» Problem to solve
Select and copy out every line in the records containing "Inhalt".

» Record excerpts
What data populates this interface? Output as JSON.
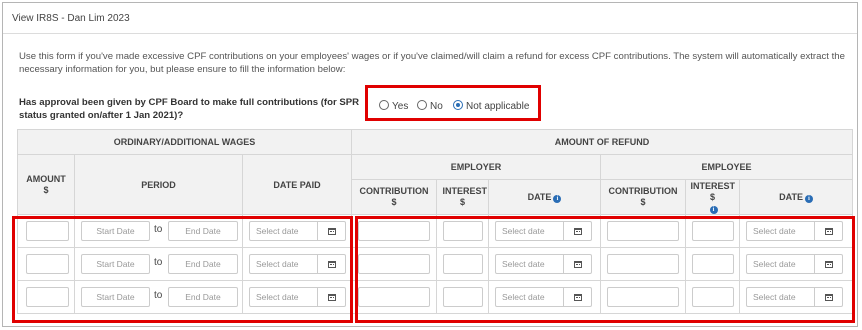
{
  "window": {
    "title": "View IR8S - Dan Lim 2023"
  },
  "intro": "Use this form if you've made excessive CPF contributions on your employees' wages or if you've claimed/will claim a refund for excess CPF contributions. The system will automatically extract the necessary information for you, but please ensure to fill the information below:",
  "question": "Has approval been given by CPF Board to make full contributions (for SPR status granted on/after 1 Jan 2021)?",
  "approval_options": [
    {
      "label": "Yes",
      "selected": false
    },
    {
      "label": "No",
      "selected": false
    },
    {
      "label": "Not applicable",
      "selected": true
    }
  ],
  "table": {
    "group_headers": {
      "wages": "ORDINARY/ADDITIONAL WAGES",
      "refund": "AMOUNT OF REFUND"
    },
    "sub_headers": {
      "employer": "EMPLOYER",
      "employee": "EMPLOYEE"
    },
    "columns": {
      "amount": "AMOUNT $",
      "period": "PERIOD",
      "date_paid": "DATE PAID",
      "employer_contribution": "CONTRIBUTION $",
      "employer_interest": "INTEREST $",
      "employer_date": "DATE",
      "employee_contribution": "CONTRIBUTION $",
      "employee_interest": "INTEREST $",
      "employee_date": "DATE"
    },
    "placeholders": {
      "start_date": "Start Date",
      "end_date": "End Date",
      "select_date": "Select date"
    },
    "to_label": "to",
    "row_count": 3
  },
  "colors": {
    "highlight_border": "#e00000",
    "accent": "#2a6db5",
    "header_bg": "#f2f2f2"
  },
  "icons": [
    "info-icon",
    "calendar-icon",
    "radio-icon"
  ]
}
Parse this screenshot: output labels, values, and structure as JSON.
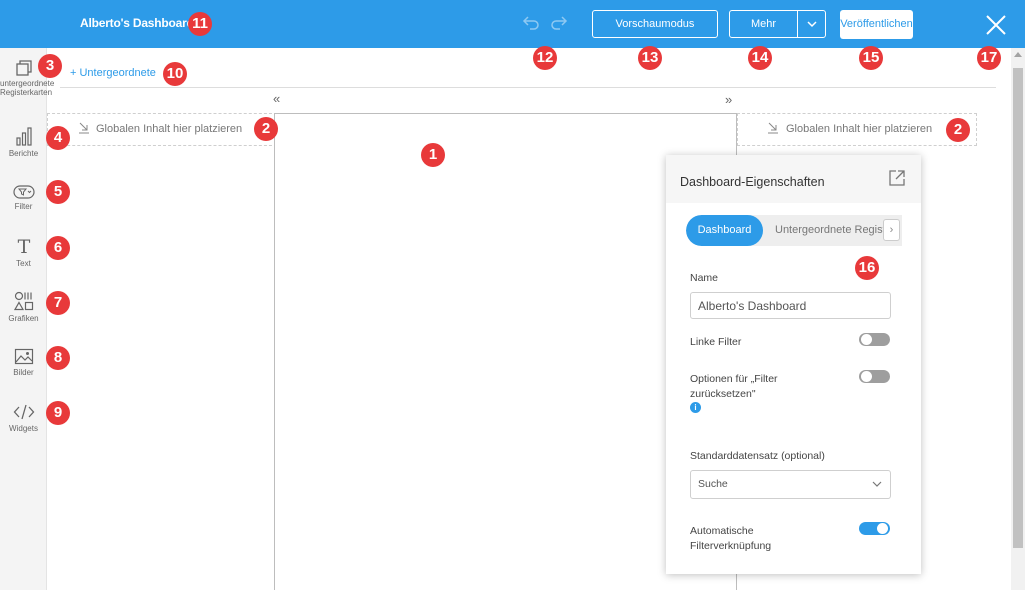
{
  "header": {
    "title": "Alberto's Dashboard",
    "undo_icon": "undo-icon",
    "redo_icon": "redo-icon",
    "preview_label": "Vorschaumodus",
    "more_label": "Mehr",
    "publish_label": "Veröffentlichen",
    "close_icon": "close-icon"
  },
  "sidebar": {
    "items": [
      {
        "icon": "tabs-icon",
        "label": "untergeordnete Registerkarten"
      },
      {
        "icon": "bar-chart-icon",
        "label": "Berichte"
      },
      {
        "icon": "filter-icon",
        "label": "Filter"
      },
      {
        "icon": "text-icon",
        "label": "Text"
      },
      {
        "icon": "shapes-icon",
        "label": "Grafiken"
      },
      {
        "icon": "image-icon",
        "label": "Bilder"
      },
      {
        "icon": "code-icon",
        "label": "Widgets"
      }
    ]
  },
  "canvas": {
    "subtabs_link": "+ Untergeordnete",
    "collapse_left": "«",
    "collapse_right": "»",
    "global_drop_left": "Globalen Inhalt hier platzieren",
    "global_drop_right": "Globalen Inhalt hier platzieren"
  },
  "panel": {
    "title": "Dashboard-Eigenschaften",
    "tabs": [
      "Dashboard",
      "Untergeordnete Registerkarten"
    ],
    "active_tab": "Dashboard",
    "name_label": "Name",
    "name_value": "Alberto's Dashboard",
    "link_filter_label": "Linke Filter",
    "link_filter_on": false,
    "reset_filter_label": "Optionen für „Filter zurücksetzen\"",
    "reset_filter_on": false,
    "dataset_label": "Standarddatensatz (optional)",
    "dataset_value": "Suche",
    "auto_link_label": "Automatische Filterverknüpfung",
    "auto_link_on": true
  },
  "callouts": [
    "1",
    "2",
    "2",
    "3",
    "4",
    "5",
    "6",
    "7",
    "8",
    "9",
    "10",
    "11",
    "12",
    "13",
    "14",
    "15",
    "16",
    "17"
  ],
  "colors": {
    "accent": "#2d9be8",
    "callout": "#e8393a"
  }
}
==
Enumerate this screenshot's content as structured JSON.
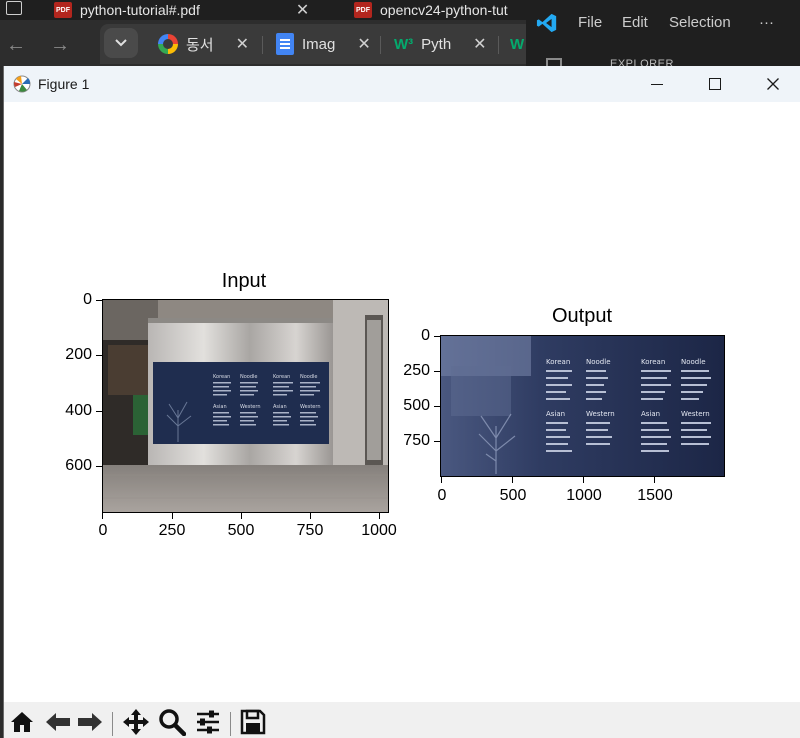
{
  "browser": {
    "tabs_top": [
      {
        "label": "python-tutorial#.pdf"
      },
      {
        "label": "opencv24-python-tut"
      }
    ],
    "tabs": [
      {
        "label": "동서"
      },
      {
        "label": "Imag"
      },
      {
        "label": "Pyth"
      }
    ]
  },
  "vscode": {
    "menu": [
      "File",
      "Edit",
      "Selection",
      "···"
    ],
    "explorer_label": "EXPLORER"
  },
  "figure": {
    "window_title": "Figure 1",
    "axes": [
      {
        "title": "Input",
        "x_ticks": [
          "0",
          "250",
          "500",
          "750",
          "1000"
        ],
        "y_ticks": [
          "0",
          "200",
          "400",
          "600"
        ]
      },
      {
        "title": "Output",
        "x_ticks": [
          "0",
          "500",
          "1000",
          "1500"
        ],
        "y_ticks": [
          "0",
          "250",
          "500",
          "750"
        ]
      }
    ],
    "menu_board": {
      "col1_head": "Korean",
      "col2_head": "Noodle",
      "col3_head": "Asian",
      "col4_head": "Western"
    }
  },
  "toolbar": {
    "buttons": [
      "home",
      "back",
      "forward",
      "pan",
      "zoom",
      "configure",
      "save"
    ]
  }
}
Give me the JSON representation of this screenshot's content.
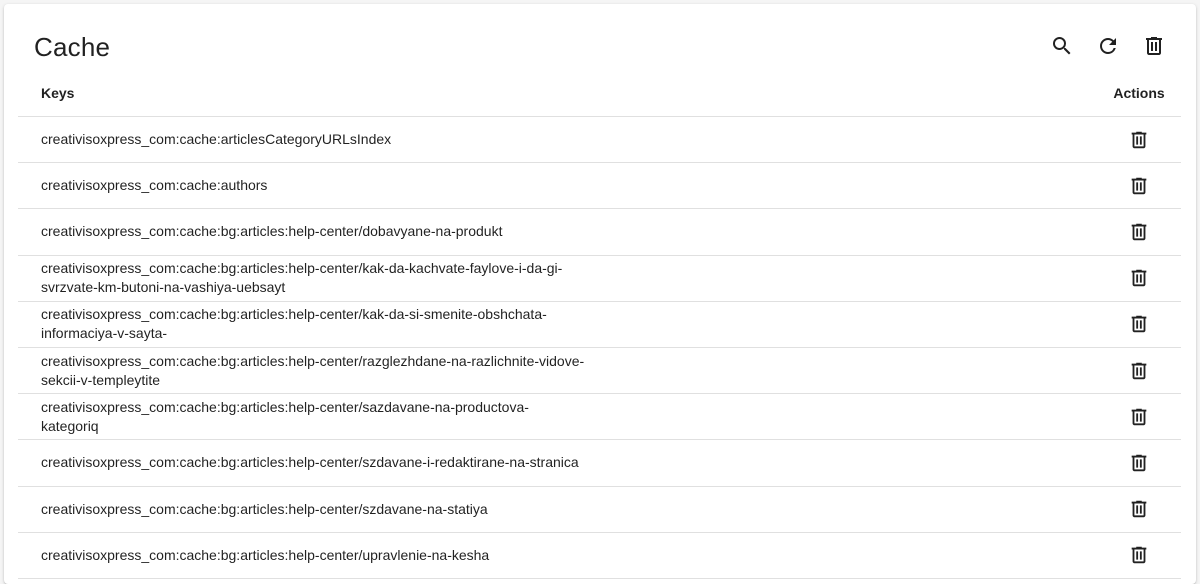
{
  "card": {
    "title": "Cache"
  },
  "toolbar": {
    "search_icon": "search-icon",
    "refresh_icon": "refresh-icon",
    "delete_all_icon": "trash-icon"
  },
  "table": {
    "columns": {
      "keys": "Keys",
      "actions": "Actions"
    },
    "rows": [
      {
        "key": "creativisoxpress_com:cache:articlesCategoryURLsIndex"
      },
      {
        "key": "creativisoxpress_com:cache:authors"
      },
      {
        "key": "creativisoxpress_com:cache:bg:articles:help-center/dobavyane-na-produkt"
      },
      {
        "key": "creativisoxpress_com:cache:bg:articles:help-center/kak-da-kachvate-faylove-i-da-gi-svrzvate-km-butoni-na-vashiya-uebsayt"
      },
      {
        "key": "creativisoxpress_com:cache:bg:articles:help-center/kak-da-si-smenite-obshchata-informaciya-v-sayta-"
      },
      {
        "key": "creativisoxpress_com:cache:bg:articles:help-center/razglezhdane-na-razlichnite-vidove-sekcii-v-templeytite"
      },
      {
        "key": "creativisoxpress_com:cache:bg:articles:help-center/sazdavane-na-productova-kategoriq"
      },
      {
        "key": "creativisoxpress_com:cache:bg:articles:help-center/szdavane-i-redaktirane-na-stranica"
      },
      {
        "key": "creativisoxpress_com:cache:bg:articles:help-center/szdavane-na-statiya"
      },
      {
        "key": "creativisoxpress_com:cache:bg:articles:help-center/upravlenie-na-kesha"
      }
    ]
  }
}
---
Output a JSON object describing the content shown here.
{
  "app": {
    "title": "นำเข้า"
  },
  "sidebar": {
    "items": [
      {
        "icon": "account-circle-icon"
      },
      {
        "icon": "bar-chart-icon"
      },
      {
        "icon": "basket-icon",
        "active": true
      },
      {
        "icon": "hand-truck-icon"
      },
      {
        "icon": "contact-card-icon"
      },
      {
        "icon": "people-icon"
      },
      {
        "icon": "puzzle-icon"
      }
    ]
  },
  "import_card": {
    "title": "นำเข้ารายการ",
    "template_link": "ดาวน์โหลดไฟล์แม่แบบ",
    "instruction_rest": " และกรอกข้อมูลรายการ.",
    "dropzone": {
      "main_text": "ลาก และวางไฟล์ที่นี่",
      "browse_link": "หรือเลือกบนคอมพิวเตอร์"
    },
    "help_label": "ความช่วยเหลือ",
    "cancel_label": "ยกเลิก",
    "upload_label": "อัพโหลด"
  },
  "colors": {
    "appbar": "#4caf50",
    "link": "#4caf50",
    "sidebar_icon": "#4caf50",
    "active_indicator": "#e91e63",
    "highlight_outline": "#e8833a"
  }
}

» Task answer
    "global_drop_left": "Globalen Inhalt hier platzieren",
    "global_drop_right": "Globalen Inhalt hier platzieren"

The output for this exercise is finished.